Exercise goal.
Extract all lines that hold "naszym" from the records below.

(Stored dataset items)
----

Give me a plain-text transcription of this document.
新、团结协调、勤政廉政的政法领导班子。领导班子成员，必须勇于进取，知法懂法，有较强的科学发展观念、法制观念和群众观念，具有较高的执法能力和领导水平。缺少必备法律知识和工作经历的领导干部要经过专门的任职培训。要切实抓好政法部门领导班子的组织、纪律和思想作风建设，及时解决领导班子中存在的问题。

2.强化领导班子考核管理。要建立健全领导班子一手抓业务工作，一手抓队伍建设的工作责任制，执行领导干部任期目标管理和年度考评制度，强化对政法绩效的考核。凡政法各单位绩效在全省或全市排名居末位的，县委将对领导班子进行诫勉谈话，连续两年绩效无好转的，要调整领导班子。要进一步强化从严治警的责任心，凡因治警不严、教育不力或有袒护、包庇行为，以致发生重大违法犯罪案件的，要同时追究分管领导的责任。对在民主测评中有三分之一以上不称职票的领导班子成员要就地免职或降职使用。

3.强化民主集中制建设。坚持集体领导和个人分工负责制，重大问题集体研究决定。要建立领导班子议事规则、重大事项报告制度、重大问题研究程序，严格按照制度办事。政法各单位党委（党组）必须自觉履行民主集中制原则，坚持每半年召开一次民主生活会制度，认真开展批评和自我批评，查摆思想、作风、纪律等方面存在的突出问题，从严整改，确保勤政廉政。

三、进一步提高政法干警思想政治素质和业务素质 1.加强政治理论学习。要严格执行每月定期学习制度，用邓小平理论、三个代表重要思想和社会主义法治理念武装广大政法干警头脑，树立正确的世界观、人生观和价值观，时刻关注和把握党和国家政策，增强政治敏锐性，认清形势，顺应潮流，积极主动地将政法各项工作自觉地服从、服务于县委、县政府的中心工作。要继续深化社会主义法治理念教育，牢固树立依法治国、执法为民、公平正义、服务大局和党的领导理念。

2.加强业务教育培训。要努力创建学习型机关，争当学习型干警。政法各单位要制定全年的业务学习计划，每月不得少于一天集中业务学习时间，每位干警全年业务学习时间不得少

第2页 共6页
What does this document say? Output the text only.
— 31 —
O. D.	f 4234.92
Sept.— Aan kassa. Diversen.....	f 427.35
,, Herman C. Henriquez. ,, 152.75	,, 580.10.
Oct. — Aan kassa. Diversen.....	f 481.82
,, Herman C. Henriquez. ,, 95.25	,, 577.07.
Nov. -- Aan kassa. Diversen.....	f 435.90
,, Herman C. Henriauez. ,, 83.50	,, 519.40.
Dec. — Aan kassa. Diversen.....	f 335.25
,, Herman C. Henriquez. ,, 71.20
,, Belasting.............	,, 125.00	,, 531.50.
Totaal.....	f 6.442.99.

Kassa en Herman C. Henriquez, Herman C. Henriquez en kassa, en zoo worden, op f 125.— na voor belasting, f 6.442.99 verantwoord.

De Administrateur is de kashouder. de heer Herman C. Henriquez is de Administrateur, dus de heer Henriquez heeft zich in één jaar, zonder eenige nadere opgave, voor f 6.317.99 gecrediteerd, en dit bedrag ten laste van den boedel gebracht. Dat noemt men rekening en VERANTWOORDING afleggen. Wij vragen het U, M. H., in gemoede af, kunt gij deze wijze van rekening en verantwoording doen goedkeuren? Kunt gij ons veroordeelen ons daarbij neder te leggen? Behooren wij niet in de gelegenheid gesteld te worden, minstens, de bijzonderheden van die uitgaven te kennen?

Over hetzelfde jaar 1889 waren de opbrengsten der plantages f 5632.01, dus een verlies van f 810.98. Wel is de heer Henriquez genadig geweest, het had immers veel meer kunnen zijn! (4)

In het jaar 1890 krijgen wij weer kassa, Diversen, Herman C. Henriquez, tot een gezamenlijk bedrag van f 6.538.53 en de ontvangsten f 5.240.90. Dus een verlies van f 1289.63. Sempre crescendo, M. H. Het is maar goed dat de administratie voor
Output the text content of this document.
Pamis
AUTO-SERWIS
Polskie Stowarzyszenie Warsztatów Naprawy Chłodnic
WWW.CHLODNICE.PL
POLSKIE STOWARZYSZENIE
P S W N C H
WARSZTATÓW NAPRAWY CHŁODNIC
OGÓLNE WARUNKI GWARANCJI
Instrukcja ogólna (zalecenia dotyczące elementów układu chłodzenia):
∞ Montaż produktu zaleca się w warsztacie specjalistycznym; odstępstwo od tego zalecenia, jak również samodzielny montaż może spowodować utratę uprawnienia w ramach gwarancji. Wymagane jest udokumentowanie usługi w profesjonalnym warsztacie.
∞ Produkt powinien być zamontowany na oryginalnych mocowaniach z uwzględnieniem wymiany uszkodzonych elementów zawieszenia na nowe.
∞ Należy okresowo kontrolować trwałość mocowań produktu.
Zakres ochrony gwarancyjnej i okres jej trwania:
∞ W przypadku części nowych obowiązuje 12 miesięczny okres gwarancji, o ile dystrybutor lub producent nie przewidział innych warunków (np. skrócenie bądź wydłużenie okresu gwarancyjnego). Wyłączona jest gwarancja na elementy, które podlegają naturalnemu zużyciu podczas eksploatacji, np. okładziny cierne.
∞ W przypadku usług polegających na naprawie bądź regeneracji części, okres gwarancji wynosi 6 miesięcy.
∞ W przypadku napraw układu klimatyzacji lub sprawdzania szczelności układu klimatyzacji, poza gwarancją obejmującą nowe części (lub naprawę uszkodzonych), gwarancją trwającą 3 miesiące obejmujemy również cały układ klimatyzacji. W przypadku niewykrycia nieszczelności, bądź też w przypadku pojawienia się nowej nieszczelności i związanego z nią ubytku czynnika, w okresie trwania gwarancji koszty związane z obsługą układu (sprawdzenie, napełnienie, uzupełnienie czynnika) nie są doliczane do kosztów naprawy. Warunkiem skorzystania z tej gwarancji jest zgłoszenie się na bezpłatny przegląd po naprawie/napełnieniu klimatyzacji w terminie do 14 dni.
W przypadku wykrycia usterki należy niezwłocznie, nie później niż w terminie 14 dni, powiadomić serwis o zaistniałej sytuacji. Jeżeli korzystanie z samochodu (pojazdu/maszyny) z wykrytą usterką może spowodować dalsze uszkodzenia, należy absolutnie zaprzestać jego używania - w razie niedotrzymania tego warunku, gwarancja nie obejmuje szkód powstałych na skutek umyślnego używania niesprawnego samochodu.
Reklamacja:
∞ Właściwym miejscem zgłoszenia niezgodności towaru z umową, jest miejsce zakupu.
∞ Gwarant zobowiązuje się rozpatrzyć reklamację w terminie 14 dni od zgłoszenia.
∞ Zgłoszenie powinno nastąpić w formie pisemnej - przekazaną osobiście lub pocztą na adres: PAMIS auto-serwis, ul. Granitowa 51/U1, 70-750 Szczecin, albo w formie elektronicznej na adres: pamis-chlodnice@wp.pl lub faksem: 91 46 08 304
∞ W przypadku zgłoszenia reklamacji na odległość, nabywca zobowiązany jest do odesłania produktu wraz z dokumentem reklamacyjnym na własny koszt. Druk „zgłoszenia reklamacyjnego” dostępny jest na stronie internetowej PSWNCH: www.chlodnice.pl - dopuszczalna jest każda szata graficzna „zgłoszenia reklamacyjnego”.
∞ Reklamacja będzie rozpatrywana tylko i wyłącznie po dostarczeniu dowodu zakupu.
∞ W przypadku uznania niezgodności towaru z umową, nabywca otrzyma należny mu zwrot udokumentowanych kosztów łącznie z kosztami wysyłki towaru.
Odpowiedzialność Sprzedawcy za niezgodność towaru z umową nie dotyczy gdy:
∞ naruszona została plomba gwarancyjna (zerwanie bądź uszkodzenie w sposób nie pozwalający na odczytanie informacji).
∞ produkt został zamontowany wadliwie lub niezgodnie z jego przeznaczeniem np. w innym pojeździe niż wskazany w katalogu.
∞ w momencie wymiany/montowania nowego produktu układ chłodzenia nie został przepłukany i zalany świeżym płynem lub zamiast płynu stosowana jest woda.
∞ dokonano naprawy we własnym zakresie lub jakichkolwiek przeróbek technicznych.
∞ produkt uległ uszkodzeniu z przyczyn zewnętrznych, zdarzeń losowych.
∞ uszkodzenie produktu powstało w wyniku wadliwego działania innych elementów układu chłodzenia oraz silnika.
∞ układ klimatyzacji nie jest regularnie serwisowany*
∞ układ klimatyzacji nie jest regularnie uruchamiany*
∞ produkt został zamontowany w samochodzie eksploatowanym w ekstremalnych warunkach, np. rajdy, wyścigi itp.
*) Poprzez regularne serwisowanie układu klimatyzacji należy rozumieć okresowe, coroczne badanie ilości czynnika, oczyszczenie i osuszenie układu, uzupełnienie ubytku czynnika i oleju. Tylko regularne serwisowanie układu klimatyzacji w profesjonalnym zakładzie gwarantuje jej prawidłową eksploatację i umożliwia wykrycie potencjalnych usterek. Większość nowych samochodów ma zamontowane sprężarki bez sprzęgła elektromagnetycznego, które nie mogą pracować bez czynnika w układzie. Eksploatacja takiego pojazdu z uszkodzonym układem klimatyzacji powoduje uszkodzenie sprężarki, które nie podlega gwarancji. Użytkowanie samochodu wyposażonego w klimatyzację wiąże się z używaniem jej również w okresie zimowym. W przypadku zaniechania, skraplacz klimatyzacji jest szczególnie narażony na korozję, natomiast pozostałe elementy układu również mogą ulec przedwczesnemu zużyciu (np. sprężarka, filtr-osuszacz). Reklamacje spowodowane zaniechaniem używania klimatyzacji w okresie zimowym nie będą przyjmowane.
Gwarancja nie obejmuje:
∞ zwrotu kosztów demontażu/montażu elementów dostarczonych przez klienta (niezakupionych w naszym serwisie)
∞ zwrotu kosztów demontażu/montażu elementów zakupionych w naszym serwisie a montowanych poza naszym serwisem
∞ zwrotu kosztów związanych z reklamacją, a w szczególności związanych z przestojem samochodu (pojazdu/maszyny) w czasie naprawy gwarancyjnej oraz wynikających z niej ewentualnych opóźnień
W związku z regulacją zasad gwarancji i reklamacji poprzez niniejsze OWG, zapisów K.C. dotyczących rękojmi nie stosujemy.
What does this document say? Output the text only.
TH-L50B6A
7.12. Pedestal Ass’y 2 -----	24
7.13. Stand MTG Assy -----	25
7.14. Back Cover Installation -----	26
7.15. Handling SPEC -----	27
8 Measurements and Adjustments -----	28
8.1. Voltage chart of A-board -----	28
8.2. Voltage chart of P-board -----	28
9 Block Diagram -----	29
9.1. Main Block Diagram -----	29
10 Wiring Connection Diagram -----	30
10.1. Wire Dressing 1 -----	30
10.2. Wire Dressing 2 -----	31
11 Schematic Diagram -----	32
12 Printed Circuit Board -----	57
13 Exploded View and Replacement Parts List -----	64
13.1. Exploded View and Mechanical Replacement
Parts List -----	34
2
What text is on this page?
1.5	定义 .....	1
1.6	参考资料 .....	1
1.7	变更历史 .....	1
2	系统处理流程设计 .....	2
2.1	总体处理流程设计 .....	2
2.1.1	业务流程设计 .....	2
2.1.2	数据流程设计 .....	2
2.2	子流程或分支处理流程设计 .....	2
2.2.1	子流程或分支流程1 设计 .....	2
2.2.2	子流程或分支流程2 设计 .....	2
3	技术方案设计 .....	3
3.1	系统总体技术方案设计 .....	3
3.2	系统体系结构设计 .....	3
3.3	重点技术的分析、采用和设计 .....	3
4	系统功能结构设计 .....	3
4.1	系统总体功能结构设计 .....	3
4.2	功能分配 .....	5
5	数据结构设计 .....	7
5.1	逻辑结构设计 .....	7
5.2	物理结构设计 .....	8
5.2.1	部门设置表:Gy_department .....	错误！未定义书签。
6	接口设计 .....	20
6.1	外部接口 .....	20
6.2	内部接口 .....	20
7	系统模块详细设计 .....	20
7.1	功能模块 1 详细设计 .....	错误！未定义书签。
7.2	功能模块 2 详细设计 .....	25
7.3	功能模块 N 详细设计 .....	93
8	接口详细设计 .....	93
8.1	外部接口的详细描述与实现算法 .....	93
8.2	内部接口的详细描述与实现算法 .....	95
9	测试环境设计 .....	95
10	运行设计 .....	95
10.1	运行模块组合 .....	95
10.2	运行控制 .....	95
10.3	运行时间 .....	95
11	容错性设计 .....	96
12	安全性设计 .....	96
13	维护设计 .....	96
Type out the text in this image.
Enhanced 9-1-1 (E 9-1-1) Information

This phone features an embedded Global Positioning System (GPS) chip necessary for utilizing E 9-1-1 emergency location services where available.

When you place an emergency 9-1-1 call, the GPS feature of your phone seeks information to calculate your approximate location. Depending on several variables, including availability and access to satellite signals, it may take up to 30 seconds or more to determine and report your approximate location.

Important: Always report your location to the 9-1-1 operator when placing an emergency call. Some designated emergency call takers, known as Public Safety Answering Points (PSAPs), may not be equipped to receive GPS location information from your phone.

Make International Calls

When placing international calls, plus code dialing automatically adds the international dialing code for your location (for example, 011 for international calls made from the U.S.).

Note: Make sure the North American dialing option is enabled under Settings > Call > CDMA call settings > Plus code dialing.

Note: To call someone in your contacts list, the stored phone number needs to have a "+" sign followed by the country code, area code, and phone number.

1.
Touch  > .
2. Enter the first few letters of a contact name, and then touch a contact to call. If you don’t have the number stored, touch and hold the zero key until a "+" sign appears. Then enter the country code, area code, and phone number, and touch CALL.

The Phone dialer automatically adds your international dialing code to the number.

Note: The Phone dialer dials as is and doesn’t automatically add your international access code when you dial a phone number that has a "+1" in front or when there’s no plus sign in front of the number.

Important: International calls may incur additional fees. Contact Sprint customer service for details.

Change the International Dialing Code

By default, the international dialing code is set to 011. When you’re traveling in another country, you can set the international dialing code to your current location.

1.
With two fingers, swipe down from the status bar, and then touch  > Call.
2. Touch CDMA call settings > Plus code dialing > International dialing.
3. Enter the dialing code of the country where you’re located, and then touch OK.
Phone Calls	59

----

Written response.
∞ zwrotu kosztów demontażu/montażu elementów dostarczonych przez klienta (niezakupionych w naszym serwisie)
∞ zwrotu kosztów demontażu/montażu elementów zakupionych w naszym serwisie a montowanych poza naszym serwisem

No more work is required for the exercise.